To be done
Print the entries below in their entirety, exactly as they are written.

Input for this task

-- Start --

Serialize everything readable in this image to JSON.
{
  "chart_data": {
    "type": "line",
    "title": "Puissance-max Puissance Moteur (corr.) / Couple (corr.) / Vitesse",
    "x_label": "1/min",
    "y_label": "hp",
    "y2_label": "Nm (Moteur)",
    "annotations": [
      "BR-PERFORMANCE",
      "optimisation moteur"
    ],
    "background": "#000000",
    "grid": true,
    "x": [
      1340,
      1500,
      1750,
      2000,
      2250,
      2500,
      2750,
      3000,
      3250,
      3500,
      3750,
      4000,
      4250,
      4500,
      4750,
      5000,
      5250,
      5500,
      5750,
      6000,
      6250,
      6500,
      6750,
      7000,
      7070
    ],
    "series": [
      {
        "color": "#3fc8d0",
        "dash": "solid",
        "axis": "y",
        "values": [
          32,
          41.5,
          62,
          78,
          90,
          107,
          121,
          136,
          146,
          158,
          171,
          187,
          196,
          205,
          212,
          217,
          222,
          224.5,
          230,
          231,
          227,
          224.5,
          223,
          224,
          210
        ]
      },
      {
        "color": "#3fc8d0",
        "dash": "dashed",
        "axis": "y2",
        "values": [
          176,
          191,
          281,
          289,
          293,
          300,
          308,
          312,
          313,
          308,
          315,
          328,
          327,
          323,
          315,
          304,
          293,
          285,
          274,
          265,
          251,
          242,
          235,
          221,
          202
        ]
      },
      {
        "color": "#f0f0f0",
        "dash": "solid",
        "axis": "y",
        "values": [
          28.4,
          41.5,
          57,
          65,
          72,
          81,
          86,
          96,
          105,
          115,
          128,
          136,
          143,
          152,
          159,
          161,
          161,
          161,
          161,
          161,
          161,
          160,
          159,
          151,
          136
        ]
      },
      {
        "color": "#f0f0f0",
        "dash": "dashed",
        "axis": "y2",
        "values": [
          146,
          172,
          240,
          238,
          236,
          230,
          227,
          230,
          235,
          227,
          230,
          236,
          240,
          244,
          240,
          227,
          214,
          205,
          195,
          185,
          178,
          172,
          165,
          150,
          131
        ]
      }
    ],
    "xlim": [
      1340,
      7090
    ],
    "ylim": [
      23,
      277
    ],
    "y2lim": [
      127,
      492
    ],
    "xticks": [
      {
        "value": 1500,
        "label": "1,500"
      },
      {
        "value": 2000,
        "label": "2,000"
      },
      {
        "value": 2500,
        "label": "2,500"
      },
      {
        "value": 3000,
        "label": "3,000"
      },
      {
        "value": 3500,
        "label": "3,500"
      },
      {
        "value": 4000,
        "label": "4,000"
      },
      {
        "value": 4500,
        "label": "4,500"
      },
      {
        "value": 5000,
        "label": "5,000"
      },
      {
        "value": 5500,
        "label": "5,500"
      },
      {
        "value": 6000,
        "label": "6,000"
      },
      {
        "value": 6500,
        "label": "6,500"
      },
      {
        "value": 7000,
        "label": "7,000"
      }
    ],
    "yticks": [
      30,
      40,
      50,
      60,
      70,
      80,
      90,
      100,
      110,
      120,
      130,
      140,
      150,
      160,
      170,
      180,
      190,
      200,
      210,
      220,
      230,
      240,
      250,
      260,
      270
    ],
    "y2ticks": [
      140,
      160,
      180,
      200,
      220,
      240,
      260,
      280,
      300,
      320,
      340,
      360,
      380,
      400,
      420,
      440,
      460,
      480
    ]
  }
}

-- End --

Task response
Serialize everything readable in this image to JSON.
{
  "chart_data": {
    "type": "line",
    "title": "Puissance-max Puissance Moteur (corr.) / Couple (corr.) / Vitesse",
    "x_label": "1/min",
    "y_label": "hp",
    "y2_label": "Nm (Moteur)",
    "annotations": [
      "BR-PERFORMANCE",
      "optimisation moteur"
    ],
    "background": "#000000",
    "grid": true,
    "x": [
      1340,
      1500,
      1750,
      2000,
      2250,
      2500,
      2750,
      3000,
      3250,
      3500,
      3750,
      4000,
      4250,
      4500,
      4750,
      5000,
      5250,
      5500,
      5750,
      6000,
      6250,
      6500,
      6750,
      7000,
      7070
    ],
    "series": [
      {
        "color": "#3fc8d0",
        "dash": "solid",
        "axis": "y",
        "values": [
          32,
          41.5,
          62,
          78,
          90,
          107,
          121,
          136,
          146,
          158,
          171,
          187,
          196,
          205,
          212,
          217,
          222,
          224.5,
          230,
          231,
          227,
          224.5,
          223,
          224,
          210
        ]
      },
      {
        "color": "#3fc8d0",
        "dash": "dashed",
        "axis": "y2",
        "values": [
          176,
          191,
          281,
          289,
          293,
          300,
          308,
          312,
          313,
          308,
          315,
          328,
          327,
          323,
          315,
          304,
          293,
          285,
          274,
          265,
          251,
          242,
          235,
          221,
          202
        ]
      },
      {
        "color": "#f0f0f0",
        "dash": "solid",
        "axis": "y",
        "values": [
          28.4,
          41.5,
          57,
          65,
          72,
          81,
          86,
          96,
          105,
          115,
          128,
          136,
          143,
          152,
          159,
          161,
          161,
          161,
          161,
          161,
          161,
          160,
          159,
          151,
          136
        ]
      },
      {
        "color": "#f0f0f0",
        "dash": "dashed",
        "axis": "y2",
        "values": [
          146,
          172,
          240,
          238,
          236,
          230,
          227,
          230,
          235,
          227,
          230,
          236,
          240,
          244,
          240,
          227,
          214,
          205,
          195,
          185,
          178,
          172,
          165,
          150,
          131
        ]
      }
    ],
    "xlim": [
      1340,
      7090
    ],
    "ylim": [
      23,
      277
    ],
    "y2lim": [
      127,
      492
    ],
    "xticks": [
      {
        "value": 1500,
        "label": "1,500"
      },
      {
        "value": 2000,
        "label": "2,000"
      },
      {
        "value": 2500,
        "label": "2,500"
      },
      {
        "value": 3000,
        "label": "3,000"
      },
      {
        "value": 3500,
        "label": "3,500"
      },
      {
        "value": 4000,
        "label": "4,000"
      },
      {
        "value": 4500,
        "label": "4,500"
      },
      {
        "value": 5000,
        "label": "5,000"
      },
      {
        "value": 5500,
        "label": "5,500"
      },
      {
        "value": 6000,
        "label": "6,000"
      },
      {
        "value": 6500,
        "label": "6,500"
      },
      {
        "value": 7000,
        "label": "7,000"
      }
    ],
    "yticks": [
      30,
      40,
      50,
      60,
      70,
      80,
      90,
      100,
      110,
      120,
      130,
      140,
      150,
      160,
      170,
      180,
      190,
      200,
      210,
      220,
      230,
      240,
      250,
      260,
      270
    ],
    "y2ticks": [
      140,
      160,
      180,
      200,
      220,
      240,
      260,
      280,
      300,
      320,
      340,
      360,
      380,
      400,
      420,
      440,
      460,
      480
    ]
  }
}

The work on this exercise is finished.